▶ **Supplied data**:
━━━━━━━━

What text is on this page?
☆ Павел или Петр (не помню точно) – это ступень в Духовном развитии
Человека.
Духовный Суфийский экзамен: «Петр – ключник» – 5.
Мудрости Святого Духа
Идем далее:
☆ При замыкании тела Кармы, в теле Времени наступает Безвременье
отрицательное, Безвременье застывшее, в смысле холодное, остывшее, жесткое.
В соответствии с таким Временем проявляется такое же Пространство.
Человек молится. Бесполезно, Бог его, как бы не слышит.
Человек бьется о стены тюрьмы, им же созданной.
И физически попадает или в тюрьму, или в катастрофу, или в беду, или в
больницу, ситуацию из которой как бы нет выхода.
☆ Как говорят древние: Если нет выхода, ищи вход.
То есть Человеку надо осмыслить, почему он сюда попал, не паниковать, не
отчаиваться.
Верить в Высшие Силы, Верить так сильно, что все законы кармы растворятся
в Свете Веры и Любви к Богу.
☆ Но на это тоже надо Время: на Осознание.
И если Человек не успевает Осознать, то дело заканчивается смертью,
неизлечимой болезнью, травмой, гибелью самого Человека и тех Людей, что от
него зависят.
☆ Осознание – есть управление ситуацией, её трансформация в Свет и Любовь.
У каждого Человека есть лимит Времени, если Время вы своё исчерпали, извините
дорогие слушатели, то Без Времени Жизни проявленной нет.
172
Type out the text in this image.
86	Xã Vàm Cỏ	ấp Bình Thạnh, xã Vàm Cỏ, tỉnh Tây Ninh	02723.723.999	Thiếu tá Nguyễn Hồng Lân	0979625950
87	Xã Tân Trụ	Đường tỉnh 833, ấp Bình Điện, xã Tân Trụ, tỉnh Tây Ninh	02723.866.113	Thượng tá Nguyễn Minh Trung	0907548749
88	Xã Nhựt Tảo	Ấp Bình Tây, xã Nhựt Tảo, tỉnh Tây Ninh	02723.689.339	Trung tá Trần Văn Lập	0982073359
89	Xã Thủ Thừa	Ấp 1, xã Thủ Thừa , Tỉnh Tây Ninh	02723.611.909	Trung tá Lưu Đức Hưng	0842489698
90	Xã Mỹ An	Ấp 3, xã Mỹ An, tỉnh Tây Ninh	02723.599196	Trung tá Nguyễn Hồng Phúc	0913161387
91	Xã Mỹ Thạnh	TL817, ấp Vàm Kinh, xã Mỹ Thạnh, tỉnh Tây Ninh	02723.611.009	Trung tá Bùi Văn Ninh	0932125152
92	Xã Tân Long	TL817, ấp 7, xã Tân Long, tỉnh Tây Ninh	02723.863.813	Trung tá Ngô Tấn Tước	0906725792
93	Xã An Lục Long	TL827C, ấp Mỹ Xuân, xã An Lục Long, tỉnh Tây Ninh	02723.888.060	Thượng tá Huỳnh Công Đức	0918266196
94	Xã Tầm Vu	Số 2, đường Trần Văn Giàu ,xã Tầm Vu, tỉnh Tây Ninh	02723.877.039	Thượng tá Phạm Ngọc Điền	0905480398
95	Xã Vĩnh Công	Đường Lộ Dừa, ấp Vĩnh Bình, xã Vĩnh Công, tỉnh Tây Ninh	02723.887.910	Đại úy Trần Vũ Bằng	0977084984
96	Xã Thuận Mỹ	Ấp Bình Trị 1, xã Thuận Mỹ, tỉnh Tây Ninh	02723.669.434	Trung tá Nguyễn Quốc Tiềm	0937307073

━━━━━━━━

Copy every line of the listing where the word "Hồng" appears.

▶ **Answer to the task**:
86	Xã Vàm Cỏ	ấp Bình Thạnh, xã Vàm Cỏ, tỉnh Tây Ninh	02723.723.999	Thiếu tá Nguyễn Hồng Lân	0979625950
90	Xã Mỹ An	Ấp 3, xã Mỹ An, tỉnh Tây Ninh	02723.599196	Trung tá Nguyễn Hồng Phúc	0913161387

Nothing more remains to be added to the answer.